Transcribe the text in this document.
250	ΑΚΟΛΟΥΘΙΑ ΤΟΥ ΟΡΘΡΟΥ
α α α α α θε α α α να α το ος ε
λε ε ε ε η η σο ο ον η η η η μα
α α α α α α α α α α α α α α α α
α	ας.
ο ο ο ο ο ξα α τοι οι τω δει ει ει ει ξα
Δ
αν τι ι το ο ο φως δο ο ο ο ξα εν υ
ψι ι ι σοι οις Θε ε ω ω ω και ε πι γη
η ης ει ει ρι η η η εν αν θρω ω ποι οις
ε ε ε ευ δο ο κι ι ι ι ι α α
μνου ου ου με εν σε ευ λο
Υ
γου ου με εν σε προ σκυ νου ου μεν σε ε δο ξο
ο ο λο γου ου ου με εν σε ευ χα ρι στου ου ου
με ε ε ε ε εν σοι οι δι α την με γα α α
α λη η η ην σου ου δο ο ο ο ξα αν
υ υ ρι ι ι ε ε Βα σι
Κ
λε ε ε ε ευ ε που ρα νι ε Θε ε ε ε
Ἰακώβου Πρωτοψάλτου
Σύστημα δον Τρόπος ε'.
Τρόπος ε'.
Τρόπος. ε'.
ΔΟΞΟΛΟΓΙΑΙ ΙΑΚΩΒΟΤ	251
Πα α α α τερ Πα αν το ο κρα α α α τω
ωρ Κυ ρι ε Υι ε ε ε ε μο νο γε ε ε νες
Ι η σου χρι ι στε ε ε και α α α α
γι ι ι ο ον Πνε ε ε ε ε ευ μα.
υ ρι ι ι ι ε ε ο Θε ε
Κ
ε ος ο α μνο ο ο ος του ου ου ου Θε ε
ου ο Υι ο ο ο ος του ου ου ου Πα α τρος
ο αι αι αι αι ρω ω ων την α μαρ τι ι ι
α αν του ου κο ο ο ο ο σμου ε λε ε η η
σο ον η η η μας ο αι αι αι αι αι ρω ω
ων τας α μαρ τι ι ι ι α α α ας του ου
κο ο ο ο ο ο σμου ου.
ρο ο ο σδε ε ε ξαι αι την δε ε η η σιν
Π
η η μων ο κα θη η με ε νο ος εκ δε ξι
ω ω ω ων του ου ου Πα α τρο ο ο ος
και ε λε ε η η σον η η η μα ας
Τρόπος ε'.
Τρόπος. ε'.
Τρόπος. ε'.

────────────────────────────────────────

■ What you are asked to do
Look through the data above. Copy every line with the string "σμου" in it.

■ Exercise response
α αν του ου κο ο ο ο ο σμου ε λε ε η η
κο ο ο ο ο ο σμου ου.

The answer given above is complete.